═══ INPUT MATERIAL ═══
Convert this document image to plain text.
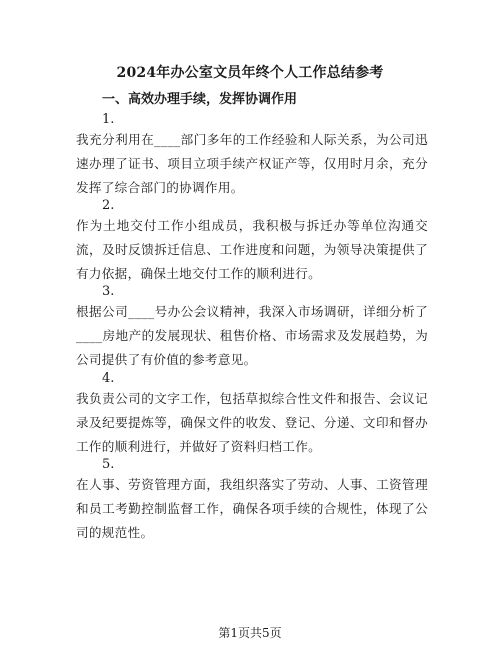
2024年办公室文员年终个人工作总结参考
一、高效办理手续，发挥协调作用
1.
我充分利用在____部门多年的工作经验和人际关系，为公司迅速办理了证书、项目立项手续产权证产等，仅用时月余，充分发挥了综合部门的协调作用。
2.
作为土地交付工作小组成员，我积极与拆迁办等单位沟通交流，及时反馈拆迁信息、工作进度和问题，为领导决策提供了有力依据，确保土地交付工作的顺利进行。
3.
根据公司____号办公会议精神，我深入市场调研，详细分析了____房地产的发展现状、租售价格、市场需求及发展趋势，为公司提供了有价值的参考意见。
4.
我负责公司的文字工作，包括草拟综合性文件和报告、会议记录及纪要提炼等，确保文件的收发、登记、分递、文印和督办工作的顺利进行，并做好了资料归档工作。
5.
在人事、劳资管理方面，我组织落实了劳动、人事、工资管理和员工考勤控制监督工作，确保各项手续的合规性，体现了公司的规范性。
第1页共5页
═══
Quote the preceding records in their entirety, excluding every picture.

Convert this document image to plain text.
2024年办公室文员年终个人工作总结参考
一、高效办理手续，发挥协调作用
1.
我充分利用在____部门多年的工作经验和人际关系，为公司迅速办理了证书、项目立项手续产权证产等，仅用时月余，充分发挥了综合部门的协调作用。
2.
作为土地交付工作小组成员，我积极与拆迁办等单位沟通交流，及时反馈拆迁信息、工作进度和问题，为领导决策提供了有力依据，确保土地交付工作的顺利进行。
3.
根据公司____号办公会议精神，我深入市场调研，详细分析了____房地产的发展现状、租售价格、市场需求及发展趋势，为公司提供了有价值的参考意见。
4.
我负责公司的文字工作，包括草拟综合性文件和报告、会议记录及纪要提炼等，确保文件的收发、登记、分递、文印和督办工作的顺利进行，并做好了资料归档工作。
5.
在人事、劳资管理方面，我组织落实了劳动、人事、工资管理和员工考勤控制监督工作，确保各项手续的合规性，体现了公司的规范性。
第1页共5页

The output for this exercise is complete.